[Items from a figure collection]
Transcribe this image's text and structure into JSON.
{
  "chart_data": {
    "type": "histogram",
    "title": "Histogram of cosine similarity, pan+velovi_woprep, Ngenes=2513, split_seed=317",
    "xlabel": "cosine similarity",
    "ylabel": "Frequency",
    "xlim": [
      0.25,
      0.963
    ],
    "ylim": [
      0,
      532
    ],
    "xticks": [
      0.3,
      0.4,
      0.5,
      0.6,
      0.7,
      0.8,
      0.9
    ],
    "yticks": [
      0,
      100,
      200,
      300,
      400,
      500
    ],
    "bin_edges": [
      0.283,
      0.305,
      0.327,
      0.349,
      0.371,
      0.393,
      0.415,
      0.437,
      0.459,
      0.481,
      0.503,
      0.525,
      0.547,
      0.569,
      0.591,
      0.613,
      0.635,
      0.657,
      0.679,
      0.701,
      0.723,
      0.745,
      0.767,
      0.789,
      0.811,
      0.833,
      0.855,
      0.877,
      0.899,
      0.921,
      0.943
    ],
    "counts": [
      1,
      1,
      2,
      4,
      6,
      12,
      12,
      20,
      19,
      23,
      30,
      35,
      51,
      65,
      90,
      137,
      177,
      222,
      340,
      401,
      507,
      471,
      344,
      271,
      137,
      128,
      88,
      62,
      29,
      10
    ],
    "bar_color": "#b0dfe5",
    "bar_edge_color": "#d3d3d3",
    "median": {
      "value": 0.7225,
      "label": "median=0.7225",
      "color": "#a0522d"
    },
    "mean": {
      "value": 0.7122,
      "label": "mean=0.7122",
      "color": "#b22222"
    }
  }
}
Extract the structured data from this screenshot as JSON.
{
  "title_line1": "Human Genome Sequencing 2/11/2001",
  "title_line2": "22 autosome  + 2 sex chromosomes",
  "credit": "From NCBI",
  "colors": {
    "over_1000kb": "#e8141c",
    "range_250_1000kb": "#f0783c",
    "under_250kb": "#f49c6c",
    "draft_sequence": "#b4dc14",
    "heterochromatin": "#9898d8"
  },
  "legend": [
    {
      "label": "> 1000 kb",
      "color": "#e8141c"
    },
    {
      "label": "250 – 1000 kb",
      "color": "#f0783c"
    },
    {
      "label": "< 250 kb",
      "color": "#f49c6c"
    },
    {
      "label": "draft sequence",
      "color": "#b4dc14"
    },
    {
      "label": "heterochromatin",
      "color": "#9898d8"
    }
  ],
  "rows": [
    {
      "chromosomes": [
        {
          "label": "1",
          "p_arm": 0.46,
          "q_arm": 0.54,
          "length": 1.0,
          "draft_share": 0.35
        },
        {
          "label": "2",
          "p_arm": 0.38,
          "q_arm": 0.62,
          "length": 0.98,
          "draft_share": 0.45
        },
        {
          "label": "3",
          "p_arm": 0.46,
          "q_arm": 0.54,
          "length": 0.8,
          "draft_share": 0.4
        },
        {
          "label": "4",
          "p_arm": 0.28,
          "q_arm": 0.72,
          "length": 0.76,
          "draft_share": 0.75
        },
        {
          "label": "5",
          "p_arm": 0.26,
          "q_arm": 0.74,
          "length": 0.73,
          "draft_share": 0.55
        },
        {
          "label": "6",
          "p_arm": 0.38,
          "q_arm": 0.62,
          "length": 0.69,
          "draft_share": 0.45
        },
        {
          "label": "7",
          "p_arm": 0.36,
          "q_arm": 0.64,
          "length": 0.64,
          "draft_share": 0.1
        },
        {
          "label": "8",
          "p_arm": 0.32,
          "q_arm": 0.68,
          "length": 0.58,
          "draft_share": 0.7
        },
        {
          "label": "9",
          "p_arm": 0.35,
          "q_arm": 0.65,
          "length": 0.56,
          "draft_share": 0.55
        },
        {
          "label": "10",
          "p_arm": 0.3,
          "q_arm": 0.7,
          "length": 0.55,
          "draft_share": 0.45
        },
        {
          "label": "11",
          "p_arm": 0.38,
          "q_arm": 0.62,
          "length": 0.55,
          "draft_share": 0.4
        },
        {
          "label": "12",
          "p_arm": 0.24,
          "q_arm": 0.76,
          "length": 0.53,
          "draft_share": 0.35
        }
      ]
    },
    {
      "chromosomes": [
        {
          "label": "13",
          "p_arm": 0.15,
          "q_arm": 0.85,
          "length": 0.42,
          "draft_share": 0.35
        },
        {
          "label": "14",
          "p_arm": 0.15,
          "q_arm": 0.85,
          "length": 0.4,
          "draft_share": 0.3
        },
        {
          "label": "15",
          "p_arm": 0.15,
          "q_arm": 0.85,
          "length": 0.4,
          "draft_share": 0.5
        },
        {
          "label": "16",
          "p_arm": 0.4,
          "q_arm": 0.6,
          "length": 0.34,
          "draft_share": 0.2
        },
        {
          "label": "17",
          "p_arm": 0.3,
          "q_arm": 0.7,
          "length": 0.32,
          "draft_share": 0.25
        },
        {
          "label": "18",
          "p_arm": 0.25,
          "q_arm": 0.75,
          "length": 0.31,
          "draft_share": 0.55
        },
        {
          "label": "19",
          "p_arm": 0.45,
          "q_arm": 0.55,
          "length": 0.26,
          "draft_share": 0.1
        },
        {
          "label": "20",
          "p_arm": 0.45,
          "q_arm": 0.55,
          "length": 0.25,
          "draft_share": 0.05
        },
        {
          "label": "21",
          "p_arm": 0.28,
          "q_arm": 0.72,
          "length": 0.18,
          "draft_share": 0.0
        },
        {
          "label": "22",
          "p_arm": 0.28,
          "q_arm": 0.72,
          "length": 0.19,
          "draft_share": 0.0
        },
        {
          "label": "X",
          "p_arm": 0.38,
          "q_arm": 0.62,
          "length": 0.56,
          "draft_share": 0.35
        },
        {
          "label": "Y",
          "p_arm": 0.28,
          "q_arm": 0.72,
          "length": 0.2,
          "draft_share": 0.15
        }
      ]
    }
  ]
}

TO DO.
A single number is the answer: the number of lines in the entries that contain "heterochromatin".

RESPONSE BOX.
2